REQUEST — In the entries that follow, identify the line containing "Convert this document image to plain text." and return it together with all later lines, exactly as they appear.

Data entries:
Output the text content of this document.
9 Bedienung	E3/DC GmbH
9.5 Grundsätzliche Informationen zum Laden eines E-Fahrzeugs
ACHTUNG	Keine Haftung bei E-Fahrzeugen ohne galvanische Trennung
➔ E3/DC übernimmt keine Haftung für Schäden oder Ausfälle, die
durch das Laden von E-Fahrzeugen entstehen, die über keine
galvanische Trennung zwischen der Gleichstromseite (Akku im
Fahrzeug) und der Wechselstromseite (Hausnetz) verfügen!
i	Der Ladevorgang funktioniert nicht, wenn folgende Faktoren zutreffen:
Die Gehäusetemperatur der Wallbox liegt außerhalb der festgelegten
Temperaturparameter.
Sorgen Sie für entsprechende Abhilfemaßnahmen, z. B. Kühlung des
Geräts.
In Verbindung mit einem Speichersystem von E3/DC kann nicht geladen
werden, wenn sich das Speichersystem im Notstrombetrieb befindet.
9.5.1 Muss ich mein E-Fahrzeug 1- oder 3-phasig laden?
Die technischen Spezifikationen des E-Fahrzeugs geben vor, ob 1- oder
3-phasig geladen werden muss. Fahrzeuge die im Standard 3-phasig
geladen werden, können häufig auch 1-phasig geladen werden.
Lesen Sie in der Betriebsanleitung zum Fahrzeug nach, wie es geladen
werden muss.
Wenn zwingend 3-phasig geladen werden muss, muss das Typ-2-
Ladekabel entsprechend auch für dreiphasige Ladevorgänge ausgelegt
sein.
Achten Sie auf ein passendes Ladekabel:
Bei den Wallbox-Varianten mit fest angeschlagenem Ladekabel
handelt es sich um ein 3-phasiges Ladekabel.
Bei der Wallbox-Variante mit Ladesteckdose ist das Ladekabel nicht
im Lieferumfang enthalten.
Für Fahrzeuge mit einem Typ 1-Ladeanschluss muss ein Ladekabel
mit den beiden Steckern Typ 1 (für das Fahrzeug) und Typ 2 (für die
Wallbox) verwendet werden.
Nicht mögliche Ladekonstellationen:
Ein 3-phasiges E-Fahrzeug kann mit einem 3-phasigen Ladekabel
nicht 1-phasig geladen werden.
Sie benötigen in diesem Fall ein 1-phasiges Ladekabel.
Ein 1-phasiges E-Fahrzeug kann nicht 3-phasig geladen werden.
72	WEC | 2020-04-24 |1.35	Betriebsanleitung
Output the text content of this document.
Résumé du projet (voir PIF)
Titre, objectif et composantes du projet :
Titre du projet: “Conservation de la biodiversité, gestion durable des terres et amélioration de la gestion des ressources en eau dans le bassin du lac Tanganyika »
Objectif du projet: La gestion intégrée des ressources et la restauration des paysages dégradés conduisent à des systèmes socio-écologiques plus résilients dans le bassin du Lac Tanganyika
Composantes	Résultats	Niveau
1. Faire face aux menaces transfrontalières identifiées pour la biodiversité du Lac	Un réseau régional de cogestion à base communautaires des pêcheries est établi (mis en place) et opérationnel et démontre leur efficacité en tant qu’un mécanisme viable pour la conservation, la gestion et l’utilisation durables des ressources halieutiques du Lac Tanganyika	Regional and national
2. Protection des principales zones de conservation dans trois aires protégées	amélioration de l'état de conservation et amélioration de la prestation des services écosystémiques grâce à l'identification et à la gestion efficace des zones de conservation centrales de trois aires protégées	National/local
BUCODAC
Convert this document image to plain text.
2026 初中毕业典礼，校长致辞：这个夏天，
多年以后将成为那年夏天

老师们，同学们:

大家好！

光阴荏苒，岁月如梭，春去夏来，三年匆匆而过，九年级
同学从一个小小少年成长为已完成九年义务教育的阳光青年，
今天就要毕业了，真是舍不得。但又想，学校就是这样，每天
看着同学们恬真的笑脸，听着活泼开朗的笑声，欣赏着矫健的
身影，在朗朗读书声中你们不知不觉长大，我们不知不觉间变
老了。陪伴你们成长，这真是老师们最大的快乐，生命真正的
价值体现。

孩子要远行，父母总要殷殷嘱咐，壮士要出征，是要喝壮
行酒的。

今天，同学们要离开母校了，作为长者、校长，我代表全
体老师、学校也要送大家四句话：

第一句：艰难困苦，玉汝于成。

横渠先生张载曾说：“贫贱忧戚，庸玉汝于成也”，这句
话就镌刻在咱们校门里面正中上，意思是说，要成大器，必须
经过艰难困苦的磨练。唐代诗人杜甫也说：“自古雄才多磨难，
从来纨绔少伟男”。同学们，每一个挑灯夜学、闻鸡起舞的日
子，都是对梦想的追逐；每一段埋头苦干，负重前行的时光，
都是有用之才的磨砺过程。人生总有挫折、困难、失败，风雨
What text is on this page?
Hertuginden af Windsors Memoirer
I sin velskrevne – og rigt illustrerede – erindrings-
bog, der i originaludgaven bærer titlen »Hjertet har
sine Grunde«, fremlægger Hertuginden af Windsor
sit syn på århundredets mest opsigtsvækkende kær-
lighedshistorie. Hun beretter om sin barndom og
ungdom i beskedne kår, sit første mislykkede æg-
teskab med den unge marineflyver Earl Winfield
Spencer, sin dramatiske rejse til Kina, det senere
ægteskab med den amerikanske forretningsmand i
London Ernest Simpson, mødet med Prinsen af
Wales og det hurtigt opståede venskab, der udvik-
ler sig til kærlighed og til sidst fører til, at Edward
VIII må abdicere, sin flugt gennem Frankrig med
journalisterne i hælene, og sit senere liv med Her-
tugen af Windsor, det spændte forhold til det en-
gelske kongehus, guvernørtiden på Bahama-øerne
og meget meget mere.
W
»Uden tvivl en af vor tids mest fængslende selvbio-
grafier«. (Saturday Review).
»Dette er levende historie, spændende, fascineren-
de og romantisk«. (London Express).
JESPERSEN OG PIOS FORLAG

RESPONSE TO THIS EXERCISE —
Convert this document image to plain text.
2026 初中毕业典礼，校长致辞：这个夏天，
多年以后将成为那年夏天

老师们，同学们:

大家好！

光阴荏苒，岁月如梭，春去夏来，三年匆匆而过，九年级
同学从一个小小少年成长为已完成九年义务教育的阳光青年，
今天就要毕业了，真是舍不得。但又想，学校就是这样，每天
看着同学们恬真的笑脸，听着活泼开朗的笑声，欣赏着矫健的
身影，在朗朗读书声中你们不知不觉长大，我们不知不觉间变
老了。陪伴你们成长，这真是老师们最大的快乐，生命真正的
价值体现。

孩子要远行，父母总要殷殷嘱咐，壮士要出征，是要喝壮
行酒的。

今天，同学们要离开母校了，作为长者、校长，我代表全
体老师、学校也要送大家四句话：

第一句：艰难困苦，玉汝于成。

横渠先生张载曾说：“贫贱忧戚，庸玉汝于成也”，这句
话就镌刻在咱们校门里面正中上，意思是说，要成大器，必须
经过艰难困苦的磨练。唐代诗人杜甫也说：“自古雄才多磨难，
从来纨绔少伟男”。同学们，每一个挑灯夜学、闻鸡起舞的日
子，都是对梦想的追逐；每一段埋头苦干，负重前行的时光，
都是有用之才的磨砺过程。人生总有挫折、困难、失败，风雨
What text is on this page?
Hertuginden af Windsors Memoirer
I sin velskrevne – og rigt illustrerede – erindrings-
bog, der i originaludgaven bærer titlen »Hjertet har
sine Grunde«, fremlægger Hertuginden af Windsor
sit syn på århundredets mest opsigtsvækkende kær-
lighedshistorie. Hun beretter om sin barndom og
ungdom i beskedne kår, sit første mislykkede æg-
teskab med den unge marineflyver Earl Winfield
Spencer, sin dramatiske rejse til Kina, det senere
ægteskab med den amerikanske forretningsmand i
London Ernest Simpson, mødet med Prinsen af
Wales og det hurtigt opståede venskab, der udvik-
ler sig til kærlighed og til sidst fører til, at Edward
VIII må abdicere, sin flugt gennem Frankrig med
journalisterne i hælene, og sit senere liv med Her-
tugen af Windsor, det spændte forhold til det en-
gelske kongehus, guvernørtiden på Bahama-øerne
og meget meget mere.
W
»Uden tvivl en af vor tids mest fængslende selvbio-
grafier«. (Saturday Review).
»Dette er levende historie, spændende, fascineren-
de og romantisk«. (London Express).
JESPERSEN OG PIOS FORLAG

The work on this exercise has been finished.